Given exercise: Find the string "Switch" and gather every line that holds it.
┌──
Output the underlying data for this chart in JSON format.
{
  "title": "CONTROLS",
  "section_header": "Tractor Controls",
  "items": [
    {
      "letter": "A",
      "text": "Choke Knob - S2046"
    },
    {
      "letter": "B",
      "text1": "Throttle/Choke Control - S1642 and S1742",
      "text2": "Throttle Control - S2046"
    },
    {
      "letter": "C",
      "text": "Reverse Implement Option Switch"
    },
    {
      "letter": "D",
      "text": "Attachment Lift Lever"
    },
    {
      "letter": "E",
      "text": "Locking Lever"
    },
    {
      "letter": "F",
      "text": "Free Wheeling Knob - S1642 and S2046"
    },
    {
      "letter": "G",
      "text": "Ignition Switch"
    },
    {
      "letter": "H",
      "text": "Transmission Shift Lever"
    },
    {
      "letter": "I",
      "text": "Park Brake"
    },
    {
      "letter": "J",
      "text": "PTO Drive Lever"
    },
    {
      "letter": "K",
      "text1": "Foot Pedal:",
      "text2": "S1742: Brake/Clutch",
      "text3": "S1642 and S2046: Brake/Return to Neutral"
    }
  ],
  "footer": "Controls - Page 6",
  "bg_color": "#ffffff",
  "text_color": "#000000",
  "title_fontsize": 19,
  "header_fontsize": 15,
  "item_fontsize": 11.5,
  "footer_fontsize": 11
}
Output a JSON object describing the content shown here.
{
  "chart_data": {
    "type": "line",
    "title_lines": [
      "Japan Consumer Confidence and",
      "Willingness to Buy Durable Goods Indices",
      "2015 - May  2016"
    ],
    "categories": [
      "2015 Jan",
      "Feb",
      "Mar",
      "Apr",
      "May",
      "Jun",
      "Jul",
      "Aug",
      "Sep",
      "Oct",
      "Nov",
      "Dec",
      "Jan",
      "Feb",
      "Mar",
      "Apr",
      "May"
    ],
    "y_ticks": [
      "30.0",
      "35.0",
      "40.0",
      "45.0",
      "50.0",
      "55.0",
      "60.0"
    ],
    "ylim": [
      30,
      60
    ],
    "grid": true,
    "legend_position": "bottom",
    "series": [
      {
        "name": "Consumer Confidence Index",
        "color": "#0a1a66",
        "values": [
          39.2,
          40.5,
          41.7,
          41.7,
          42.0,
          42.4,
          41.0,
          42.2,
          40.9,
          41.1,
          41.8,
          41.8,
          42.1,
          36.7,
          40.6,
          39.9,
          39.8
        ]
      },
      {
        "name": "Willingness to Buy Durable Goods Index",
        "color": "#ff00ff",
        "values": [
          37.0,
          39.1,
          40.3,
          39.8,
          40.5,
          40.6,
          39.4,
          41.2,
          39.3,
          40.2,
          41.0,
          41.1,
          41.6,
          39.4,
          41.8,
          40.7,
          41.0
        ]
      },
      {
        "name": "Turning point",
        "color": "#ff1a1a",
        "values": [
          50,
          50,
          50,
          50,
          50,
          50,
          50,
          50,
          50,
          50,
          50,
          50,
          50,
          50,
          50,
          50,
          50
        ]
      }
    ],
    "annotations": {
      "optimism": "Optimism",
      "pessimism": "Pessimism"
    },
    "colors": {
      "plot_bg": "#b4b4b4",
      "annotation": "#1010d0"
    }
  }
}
└──
Response for this exercise:
      "text": "Reverse Implement Option Switch"
      "text": "Ignition Switch"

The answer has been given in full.